Short problem 1 -> What kind of tool does the VecTrace project page say vectrace is, and what does it debug?
Short problem 2 -> List every command-line option passed to `vectrace ask-trace` in the example command on the VecTrace project page.
Short problem 3 -> Translate this sentence from the VecTrace project page into Spanish: "This runs retrieval, links results to source data, and generates a trace report."

Extract provided ->
** start **
Skip to main content

Vector lineage tracking for RAG pipelines.

Project description

VecTrace

Wrong RAG answer? Trace it to the exact vector, chunk, and source document.

vectrace is a CLI to debug a single wrong RAG answer by tracing it back to its exact source. Use it when one answer is wrong and you need to find the exact document and chunk that caused it.

Tagline:

  • vectrace — trace where your RAG answers come from

Start Here

If you only try one thing, run this:

vectrace ask-trace \
  --db ./vectrace.db \
  --collection support_kb \
  --question "Can I get a refund after 90 days?" \
  --final-answer "Yes, refunds are allowed." \
  --top-k 3 \
  --output ./ask-trace.html \
  --json-output ./ask-trace.json

This runs retrieval, links results to source data, and generates a trace report.

This gives you:

  • ask-trace.html (shareable report)
** end **
Data listing ->
** start **
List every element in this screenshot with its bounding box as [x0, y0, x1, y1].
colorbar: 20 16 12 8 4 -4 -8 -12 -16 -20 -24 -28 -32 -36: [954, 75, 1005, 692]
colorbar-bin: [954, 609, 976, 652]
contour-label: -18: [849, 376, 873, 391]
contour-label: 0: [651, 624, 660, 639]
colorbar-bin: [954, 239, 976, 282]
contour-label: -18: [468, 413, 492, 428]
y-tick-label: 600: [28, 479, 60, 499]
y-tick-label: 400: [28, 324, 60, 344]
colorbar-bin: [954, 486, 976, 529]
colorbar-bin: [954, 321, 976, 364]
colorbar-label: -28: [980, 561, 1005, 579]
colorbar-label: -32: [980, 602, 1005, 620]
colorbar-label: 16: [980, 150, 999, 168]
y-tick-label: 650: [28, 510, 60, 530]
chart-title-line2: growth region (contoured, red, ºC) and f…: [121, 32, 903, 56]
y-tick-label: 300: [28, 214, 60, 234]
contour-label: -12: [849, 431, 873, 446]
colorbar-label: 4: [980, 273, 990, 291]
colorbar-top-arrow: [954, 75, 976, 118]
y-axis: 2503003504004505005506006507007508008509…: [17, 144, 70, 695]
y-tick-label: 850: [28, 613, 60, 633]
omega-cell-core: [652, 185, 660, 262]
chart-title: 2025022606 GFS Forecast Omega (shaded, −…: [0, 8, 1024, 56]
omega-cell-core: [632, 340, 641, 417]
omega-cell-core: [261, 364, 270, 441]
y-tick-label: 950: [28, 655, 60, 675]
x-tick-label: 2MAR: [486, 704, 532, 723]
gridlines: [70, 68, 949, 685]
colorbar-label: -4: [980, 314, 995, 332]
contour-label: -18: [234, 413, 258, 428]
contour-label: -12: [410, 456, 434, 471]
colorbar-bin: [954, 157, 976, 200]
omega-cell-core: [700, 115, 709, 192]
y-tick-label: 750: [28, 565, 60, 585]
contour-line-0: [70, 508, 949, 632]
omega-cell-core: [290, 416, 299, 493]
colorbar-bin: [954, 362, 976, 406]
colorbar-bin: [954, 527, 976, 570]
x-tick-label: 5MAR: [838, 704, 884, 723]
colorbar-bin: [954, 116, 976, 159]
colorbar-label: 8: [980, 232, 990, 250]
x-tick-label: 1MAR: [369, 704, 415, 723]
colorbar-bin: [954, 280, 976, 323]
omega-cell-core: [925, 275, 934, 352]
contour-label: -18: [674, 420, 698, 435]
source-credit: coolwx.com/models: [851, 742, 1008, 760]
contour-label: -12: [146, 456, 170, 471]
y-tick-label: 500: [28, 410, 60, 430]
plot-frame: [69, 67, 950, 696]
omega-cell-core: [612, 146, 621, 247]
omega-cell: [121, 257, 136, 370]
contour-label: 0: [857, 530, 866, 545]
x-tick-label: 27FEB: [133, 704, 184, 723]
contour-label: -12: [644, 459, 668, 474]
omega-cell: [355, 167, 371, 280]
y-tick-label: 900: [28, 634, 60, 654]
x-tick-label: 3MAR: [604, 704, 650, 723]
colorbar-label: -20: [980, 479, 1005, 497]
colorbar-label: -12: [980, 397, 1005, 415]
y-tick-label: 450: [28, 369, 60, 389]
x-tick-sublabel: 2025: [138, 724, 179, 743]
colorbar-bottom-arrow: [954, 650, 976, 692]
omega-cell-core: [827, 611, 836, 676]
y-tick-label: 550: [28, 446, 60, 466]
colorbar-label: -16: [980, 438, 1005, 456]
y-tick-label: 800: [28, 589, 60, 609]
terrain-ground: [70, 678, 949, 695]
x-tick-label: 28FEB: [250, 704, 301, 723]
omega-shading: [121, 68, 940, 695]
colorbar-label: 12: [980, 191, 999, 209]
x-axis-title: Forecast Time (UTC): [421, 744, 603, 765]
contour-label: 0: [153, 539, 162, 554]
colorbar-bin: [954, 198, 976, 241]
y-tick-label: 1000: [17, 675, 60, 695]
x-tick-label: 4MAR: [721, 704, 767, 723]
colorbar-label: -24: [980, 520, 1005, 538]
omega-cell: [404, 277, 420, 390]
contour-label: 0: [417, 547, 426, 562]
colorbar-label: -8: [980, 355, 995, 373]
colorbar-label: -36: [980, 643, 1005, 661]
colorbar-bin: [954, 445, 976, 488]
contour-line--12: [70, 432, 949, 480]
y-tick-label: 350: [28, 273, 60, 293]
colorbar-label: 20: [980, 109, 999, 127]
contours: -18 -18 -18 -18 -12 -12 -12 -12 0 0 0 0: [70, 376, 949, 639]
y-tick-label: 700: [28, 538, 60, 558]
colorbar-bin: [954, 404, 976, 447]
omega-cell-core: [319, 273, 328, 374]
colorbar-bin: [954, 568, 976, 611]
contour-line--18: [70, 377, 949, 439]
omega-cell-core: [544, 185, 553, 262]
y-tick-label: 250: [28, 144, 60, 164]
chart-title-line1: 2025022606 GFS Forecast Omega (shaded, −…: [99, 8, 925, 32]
** end **
Complete answer 1 -> It is a CLI for debugging a single wrong RAG answer by tracing it back to its exact source.

Complete answer 2 -> --db, --collection, --question, --final-answer, --top-k, --output, --json-output

Complete answer 3 -> Esto ejecuta la recuperación, vincula los resultados con los datos de origen y genera un informe de trazabilidad.